■ WRITTEN INSTRUCTION ■
Every line that holds "above" should be shown.

Data entries for graphics:
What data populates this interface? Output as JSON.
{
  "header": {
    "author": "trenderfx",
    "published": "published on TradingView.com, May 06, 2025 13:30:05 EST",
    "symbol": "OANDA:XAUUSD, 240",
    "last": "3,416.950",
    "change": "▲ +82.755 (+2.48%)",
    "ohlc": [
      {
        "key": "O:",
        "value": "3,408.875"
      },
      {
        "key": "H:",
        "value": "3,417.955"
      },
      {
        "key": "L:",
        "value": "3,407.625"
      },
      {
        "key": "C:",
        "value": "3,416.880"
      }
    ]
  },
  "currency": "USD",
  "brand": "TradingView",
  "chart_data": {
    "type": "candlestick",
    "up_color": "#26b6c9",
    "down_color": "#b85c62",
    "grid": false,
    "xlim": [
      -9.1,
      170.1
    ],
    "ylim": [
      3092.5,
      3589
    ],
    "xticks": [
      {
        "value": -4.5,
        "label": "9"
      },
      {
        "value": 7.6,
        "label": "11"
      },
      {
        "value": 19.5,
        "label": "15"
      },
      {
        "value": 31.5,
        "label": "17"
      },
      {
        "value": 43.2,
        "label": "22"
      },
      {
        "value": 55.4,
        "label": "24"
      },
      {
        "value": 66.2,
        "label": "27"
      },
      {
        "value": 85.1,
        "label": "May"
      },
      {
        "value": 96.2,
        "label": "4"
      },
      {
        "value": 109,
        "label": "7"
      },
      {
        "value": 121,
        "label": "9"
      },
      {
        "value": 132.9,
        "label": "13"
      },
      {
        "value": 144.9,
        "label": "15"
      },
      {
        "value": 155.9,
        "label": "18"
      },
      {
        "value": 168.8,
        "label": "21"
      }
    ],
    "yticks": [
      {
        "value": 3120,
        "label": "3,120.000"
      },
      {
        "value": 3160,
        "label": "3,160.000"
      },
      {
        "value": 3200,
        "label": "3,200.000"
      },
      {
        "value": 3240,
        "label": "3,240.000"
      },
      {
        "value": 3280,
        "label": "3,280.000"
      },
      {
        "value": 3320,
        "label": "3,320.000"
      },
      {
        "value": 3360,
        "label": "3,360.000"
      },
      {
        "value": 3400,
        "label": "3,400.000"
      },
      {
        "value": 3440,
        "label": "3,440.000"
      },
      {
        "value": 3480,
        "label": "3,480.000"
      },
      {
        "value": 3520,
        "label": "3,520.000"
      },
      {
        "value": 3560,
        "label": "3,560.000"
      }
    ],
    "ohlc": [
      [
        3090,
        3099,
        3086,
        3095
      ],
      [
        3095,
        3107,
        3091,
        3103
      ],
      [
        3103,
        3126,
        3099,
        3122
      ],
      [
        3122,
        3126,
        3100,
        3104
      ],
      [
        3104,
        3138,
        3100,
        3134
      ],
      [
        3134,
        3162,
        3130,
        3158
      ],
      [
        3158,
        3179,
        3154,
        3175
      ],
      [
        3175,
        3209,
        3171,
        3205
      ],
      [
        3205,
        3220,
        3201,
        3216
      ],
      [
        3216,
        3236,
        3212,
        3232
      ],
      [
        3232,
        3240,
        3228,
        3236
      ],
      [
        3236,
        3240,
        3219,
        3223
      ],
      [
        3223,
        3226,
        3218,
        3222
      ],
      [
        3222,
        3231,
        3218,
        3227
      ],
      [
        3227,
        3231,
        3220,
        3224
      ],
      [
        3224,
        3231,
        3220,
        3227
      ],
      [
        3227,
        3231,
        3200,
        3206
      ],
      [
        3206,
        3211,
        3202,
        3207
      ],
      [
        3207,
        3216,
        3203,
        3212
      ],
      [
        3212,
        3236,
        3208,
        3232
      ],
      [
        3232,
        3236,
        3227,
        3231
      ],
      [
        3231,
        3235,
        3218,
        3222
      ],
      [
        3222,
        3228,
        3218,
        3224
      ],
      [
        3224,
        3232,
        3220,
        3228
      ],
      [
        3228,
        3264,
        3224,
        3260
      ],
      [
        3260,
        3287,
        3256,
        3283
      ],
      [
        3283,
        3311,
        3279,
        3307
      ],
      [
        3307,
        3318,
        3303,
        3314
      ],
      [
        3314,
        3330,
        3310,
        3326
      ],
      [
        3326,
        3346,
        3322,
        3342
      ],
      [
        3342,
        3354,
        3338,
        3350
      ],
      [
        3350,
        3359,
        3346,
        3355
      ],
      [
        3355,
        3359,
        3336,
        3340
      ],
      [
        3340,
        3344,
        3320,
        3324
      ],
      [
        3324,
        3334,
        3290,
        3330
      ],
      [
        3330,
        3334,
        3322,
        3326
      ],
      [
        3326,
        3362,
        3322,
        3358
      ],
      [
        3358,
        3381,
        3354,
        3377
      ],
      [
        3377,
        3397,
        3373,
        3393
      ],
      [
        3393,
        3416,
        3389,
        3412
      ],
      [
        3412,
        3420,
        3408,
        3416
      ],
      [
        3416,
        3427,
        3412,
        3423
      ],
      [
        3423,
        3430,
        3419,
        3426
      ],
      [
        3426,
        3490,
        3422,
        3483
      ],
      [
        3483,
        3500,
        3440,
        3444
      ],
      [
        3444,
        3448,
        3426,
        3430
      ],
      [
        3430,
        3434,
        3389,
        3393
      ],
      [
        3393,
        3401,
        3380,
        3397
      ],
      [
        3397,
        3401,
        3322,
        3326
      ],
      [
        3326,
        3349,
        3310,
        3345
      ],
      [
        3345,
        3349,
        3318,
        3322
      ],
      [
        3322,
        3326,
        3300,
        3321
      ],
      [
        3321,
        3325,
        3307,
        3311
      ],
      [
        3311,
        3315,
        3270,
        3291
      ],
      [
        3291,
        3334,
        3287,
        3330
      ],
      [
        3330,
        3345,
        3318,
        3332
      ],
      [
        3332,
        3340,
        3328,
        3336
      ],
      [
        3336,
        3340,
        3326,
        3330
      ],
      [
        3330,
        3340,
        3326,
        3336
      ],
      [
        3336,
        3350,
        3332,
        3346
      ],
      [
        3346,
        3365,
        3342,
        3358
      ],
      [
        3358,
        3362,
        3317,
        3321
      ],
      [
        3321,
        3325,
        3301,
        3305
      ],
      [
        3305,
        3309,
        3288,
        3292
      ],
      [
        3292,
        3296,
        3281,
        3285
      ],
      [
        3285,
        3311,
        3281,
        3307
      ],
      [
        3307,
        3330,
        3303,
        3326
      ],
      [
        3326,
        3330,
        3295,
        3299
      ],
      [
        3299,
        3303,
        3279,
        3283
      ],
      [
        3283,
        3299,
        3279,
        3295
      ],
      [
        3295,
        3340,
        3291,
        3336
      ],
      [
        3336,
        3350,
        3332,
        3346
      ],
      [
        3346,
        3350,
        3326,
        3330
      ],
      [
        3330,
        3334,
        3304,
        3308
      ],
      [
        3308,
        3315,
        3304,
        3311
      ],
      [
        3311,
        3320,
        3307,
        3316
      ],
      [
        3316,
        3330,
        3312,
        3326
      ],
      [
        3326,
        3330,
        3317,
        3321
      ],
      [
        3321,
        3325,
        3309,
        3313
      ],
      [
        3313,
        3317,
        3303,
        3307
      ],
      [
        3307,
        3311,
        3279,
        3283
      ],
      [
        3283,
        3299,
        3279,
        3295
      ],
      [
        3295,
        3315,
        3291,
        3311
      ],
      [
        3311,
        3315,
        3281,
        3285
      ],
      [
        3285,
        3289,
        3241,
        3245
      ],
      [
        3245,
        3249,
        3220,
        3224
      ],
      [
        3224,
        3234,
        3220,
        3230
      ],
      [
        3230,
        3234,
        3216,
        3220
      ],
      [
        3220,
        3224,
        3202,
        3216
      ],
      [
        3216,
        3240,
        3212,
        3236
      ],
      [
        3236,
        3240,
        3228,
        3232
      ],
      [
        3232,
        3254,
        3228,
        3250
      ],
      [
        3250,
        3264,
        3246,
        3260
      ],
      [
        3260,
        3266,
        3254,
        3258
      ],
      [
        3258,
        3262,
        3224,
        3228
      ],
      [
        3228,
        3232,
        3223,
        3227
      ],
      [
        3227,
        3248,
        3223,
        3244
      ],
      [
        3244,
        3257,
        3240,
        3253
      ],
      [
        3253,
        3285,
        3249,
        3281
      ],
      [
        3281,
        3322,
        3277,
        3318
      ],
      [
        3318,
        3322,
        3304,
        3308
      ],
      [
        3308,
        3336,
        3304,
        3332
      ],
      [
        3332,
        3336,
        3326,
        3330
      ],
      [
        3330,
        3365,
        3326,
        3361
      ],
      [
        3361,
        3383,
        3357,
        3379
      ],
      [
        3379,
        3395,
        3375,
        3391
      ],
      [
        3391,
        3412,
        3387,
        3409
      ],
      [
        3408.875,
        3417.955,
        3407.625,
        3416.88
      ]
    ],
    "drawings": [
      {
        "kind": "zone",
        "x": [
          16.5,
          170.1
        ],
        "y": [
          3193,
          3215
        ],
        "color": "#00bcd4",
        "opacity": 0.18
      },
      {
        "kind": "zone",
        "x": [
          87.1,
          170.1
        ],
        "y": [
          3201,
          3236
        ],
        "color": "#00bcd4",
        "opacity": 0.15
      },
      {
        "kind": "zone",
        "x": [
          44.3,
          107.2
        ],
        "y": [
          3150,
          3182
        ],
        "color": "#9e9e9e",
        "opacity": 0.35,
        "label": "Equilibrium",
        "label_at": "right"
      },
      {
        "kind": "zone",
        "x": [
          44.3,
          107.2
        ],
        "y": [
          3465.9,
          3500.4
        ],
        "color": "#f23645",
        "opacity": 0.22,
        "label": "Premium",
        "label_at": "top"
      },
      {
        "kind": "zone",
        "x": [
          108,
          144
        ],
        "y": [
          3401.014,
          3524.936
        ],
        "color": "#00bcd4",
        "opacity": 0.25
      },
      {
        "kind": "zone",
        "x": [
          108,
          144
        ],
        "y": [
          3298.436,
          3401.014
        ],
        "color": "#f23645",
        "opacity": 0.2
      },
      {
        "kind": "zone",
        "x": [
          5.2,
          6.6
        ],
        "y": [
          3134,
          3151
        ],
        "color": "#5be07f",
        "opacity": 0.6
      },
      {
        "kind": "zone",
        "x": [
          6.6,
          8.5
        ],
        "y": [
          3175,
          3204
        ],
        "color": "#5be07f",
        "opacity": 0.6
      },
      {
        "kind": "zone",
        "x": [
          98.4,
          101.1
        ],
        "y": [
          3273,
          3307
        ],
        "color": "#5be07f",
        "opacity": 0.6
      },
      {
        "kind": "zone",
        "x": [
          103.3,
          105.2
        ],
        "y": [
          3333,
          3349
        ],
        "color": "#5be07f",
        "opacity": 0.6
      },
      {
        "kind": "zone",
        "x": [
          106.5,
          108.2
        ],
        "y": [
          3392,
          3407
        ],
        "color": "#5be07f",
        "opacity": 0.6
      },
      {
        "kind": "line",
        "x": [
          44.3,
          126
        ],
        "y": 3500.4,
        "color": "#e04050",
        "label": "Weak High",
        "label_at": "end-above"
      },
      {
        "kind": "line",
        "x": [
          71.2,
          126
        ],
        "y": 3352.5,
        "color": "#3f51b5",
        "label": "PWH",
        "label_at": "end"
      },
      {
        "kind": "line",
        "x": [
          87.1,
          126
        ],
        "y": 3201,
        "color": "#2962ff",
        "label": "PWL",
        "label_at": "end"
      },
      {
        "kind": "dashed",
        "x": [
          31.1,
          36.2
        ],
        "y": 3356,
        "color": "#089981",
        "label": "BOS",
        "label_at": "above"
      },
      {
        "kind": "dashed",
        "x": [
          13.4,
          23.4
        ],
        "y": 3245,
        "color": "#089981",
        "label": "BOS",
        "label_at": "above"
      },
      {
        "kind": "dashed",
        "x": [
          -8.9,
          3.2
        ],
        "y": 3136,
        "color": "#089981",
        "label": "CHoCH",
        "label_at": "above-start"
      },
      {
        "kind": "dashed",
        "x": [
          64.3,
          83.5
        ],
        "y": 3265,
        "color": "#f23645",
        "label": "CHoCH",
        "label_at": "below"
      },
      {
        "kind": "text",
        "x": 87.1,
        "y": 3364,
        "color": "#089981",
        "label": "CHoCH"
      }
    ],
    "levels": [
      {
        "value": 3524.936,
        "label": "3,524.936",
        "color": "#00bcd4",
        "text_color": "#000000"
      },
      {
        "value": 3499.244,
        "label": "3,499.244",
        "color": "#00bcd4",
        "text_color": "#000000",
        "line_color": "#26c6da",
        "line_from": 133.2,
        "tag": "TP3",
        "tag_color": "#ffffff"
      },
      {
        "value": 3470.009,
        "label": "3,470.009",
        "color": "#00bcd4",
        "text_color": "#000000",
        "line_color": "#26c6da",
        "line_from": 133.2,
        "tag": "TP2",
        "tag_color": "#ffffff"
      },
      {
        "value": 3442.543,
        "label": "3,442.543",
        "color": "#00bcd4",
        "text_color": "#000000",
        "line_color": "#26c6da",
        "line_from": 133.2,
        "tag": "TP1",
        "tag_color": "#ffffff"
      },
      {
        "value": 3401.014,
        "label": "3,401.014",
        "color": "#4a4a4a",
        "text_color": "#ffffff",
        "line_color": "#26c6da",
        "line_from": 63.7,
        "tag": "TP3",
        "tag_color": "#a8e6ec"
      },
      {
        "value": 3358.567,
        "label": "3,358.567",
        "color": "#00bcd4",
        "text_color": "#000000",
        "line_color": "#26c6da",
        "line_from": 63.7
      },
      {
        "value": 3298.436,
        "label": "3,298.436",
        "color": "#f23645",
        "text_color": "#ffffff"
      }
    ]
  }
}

■ SOLVED EXERCISE ■
        "label_at": "end-above"
        "label_at": "above"
        "label_at": "above"
        "label_at": "above-start"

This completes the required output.